▸ Instruksi tertulis A
Salin kembali baris-baris daftar di bawah ini tanpa perubahan, mulai dari baris pertama daftar hingga baris yang memuat "signal-icon bbox=[858, 20, 892, 56]", termasuk kedua baris tersebut.

FYPMedia.id — Otoritas pangan Taiwan kembali mengeluarkan peringatan keras terhadap produk makanan asal Indonesia. Kali ini, ribuan kilogram bakso goreng atau basreng produksi Isya Food dilaporkan mengandung pengawet asam benzoat melebihi batas aman, sehingga seluruh pengiriman ditahan di perbatasan.
Temuan tersebut disampaikan langsung oleh Taiwan Food and Drug Administration (TFDA) dalam laporan resminya, Kamis (30/10/2025).
Menurut lembaga itu, hasil uji laboratorium mendapati bahwa dua jenis produk basreng asal Indonesia tidak memenuhi standar keamanan pangan Taiwan dan melanggar Undang-Undang Keamanan dan Sanitasi Pangan.

▸ Daftar yang disediakan
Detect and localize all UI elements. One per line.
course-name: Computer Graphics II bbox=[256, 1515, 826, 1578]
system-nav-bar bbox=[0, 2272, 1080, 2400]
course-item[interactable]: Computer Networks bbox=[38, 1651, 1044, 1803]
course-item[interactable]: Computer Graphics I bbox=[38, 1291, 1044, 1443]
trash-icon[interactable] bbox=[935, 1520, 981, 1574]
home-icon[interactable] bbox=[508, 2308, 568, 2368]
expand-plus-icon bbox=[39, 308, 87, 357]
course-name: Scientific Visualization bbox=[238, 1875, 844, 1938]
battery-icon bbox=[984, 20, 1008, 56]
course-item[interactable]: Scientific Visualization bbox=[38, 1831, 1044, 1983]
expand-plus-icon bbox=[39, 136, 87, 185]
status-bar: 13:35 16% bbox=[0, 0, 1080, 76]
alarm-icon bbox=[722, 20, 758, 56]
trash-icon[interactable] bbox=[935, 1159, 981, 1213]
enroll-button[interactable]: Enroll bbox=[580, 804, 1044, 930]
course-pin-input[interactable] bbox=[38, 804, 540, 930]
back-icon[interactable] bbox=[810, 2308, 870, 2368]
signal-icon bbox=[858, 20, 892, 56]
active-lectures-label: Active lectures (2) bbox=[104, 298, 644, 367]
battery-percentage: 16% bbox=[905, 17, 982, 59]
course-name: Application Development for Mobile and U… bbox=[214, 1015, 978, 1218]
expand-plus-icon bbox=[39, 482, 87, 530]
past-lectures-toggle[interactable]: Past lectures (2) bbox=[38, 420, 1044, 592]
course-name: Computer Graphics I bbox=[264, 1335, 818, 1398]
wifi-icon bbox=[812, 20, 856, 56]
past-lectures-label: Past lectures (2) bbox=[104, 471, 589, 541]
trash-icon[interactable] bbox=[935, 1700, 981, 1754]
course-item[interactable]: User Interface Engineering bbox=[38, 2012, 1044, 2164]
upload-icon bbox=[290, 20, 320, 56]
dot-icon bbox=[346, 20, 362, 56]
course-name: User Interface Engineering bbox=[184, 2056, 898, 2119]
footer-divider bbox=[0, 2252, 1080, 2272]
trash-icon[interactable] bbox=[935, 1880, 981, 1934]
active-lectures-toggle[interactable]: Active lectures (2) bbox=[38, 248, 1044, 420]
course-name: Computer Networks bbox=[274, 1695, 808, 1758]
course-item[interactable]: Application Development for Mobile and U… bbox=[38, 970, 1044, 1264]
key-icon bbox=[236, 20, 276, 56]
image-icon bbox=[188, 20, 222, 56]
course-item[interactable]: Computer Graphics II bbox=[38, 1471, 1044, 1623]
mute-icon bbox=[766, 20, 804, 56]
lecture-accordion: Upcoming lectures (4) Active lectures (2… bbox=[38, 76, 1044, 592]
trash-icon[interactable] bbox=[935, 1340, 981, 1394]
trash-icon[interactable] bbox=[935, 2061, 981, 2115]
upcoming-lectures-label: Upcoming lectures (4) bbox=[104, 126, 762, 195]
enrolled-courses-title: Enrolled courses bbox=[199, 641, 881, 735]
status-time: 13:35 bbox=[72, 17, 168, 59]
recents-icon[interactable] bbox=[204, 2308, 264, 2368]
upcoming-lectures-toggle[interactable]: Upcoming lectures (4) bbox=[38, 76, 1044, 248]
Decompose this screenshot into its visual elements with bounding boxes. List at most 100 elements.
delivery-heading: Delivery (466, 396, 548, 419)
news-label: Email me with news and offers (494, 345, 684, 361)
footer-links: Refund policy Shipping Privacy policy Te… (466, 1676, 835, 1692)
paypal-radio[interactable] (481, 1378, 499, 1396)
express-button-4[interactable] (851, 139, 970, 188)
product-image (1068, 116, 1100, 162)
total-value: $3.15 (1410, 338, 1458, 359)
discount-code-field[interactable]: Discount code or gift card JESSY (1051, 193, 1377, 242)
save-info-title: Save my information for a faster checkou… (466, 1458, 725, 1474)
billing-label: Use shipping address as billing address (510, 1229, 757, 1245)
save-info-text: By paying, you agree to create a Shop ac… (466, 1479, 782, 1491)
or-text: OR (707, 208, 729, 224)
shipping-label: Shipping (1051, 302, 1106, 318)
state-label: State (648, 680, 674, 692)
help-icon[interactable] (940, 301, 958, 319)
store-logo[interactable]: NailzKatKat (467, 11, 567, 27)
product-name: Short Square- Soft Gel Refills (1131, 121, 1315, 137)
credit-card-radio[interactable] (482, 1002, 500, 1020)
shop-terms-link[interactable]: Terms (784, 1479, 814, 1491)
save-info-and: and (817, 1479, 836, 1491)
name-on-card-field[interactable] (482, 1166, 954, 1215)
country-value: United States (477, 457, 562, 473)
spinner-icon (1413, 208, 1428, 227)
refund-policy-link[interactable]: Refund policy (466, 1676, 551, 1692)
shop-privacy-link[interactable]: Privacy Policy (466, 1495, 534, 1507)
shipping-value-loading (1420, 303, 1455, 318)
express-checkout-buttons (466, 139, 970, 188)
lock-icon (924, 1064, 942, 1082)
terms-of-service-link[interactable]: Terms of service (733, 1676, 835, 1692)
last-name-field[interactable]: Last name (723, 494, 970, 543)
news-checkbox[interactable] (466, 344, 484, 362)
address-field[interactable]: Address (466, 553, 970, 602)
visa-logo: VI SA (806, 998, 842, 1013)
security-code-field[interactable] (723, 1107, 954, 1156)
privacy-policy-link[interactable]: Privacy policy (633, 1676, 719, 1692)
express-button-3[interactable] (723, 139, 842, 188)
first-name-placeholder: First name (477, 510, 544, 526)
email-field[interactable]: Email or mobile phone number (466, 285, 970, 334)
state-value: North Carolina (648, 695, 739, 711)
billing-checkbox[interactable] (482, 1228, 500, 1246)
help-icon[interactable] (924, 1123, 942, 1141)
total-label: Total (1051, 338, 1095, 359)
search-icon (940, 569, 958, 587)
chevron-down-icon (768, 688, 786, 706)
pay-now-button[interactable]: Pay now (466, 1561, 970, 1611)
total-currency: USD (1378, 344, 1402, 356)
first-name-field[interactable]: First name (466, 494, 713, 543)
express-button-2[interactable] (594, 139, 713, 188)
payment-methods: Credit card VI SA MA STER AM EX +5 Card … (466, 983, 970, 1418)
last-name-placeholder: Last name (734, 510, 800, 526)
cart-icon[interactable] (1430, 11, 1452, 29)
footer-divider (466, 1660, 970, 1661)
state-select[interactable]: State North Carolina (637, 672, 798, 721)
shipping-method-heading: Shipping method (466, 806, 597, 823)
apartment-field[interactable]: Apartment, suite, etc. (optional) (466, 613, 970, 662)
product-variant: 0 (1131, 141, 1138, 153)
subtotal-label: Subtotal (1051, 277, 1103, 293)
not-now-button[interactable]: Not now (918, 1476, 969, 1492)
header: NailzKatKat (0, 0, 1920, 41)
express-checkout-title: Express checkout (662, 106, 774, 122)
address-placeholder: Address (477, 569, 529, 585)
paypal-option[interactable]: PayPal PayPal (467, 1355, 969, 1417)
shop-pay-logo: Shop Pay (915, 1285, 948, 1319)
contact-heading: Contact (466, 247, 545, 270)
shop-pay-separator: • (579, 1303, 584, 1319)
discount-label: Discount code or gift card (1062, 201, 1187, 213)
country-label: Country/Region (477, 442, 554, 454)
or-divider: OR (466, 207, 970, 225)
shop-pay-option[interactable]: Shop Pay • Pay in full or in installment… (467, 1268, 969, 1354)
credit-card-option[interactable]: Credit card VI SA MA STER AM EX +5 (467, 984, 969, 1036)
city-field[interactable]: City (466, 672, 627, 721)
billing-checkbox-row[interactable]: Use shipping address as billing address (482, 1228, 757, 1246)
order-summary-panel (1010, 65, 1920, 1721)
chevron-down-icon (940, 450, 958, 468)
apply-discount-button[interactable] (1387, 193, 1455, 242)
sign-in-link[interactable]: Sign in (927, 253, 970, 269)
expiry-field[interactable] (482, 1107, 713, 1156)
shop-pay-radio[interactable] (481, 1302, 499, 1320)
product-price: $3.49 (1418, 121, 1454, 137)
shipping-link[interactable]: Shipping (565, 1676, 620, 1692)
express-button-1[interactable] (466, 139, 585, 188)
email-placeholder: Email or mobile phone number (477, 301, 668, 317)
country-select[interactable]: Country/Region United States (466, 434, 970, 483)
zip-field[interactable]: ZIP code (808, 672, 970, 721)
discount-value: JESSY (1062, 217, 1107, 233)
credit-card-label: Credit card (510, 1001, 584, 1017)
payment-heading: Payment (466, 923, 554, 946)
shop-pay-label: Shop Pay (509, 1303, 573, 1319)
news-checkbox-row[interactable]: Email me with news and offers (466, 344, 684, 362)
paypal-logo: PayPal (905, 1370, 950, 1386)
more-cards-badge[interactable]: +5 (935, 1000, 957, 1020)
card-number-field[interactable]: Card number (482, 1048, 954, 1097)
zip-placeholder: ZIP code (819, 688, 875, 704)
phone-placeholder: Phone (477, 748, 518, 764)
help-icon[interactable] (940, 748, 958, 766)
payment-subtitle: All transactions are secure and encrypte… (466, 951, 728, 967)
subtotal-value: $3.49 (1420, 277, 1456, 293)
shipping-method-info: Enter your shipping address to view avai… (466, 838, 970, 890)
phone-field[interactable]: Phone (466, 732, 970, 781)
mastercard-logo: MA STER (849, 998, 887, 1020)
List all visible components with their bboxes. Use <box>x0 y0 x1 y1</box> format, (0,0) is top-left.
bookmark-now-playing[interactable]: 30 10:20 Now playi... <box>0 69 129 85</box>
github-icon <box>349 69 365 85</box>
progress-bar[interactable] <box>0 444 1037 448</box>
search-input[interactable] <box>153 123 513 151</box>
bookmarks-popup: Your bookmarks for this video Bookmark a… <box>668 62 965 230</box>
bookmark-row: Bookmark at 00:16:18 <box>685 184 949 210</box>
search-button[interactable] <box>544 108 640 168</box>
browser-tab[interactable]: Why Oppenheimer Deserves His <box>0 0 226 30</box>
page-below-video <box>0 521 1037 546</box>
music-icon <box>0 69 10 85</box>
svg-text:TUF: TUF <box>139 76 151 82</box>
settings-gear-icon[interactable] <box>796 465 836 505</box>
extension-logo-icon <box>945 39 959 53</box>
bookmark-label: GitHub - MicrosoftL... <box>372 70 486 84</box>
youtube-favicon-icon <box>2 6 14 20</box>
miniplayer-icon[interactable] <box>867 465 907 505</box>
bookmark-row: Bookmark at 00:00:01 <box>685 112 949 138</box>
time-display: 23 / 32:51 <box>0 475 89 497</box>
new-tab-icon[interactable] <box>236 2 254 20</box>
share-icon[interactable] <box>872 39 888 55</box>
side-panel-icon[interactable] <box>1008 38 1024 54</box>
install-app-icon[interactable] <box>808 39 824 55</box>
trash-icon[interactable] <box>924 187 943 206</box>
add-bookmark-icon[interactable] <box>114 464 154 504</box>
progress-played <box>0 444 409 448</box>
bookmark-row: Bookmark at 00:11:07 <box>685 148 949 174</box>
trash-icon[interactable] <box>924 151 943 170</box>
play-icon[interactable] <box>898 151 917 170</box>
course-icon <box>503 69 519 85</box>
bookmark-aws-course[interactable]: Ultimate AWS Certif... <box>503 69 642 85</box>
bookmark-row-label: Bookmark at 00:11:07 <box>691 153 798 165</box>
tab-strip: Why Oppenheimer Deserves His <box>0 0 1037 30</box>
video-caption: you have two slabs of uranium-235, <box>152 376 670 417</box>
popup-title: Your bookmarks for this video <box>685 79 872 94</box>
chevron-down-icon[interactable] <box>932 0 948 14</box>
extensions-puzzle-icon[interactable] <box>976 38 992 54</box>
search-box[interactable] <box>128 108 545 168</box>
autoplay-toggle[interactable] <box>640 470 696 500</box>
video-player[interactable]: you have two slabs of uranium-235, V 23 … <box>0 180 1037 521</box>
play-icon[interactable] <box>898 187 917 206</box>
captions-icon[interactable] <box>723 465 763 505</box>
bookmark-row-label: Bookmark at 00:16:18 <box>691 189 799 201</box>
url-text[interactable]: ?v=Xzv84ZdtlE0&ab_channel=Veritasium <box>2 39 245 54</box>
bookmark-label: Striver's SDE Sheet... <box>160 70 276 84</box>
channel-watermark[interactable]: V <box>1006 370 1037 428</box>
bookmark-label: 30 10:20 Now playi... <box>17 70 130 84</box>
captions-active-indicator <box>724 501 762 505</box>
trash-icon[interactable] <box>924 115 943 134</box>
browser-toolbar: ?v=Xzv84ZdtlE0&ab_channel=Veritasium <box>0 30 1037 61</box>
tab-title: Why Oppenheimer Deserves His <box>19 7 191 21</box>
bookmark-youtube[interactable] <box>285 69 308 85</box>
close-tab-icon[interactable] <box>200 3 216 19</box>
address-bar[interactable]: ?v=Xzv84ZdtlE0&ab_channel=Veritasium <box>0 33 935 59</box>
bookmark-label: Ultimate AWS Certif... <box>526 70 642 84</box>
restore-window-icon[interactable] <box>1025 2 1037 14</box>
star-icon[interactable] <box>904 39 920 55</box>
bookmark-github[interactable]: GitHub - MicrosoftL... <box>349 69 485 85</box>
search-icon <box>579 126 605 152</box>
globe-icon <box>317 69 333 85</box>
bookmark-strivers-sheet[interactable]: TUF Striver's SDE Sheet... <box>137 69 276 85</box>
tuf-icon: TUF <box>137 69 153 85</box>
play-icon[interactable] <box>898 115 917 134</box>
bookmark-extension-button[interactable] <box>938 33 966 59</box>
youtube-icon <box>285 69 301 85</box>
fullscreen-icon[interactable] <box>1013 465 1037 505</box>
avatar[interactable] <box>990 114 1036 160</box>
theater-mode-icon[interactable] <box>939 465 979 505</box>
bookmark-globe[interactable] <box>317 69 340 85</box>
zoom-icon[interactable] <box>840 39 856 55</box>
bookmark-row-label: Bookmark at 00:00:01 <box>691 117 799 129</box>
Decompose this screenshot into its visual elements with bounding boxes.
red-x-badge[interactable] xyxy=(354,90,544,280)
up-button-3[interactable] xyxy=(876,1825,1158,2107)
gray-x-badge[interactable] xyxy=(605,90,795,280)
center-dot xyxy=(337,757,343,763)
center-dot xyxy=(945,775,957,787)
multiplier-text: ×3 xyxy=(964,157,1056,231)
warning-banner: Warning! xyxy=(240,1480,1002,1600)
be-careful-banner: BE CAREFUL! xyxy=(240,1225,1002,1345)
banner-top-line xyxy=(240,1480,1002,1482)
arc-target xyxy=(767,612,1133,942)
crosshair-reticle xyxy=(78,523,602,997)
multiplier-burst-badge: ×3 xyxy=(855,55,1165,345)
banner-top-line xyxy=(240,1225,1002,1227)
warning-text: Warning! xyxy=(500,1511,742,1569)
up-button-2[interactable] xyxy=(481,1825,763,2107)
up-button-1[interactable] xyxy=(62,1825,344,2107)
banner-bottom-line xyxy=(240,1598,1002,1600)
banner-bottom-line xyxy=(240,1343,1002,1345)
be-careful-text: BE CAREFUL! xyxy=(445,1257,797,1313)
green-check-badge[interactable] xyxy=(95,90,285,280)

▸ Instruksi tertulis B
Teruskan berita tentang basreng asal Indonesia yang ditahan Taiwan, dimulai setelah kalimat terakhir yang ditampilkan.

▸ Jawaban yang diharapkan A
Detect and localize all UI elements. One per line.
course-name: Computer Graphics II bbox=[256, 1515, 826, 1578]
system-nav-bar bbox=[0, 2272, 1080, 2400]
course-item[interactable]: Computer Networks bbox=[38, 1651, 1044, 1803]
course-item[interactable]: Computer Graphics I bbox=[38, 1291, 1044, 1443]
trash-icon[interactable] bbox=[935, 1520, 981, 1574]
home-icon[interactable] bbox=[508, 2308, 568, 2368]
expand-plus-icon bbox=[39, 308, 87, 357]
course-name: Scientific Visualization bbox=[238, 1875, 844, 1938]
battery-icon bbox=[984, 20, 1008, 56]
course-item[interactable]: Scientific Visualization bbox=[38, 1831, 1044, 1983]
expand-plus-icon bbox=[39, 136, 87, 185]
status-bar: 13:35 16% bbox=[0, 0, 1080, 76]
alarm-icon bbox=[722, 20, 758, 56]
trash-icon[interactable] bbox=[935, 1159, 981, 1213]
enroll-button[interactable]: Enroll bbox=[580, 804, 1044, 930]
course-pin-input[interactable] bbox=[38, 804, 540, 930]
back-icon[interactable] bbox=[810, 2308, 870, 2368]
signal-icon bbox=[858, 20, 892, 56]

▸ Jawaban yang diharapkan B
“Produk yang tidak sesuai dengan yang tercantum dalam dokumen akan dikembalikan atau dimusnahkan sesuai dengan peraturan,” tegas TFDA dalam keterangan resminya.
Basreng Indonesia Ditolak Dua Kali dalam Sebulan
Dalam laporan tersebut, TFDA menjelaskan bahwa kasus ini bukan kali pertama produk basreng Indonesia ditolak masuk ke Taiwan. Penahanan terbaru pada Selasa (28/10/2025) merupakan yang kedua kalinya dalam sepekan.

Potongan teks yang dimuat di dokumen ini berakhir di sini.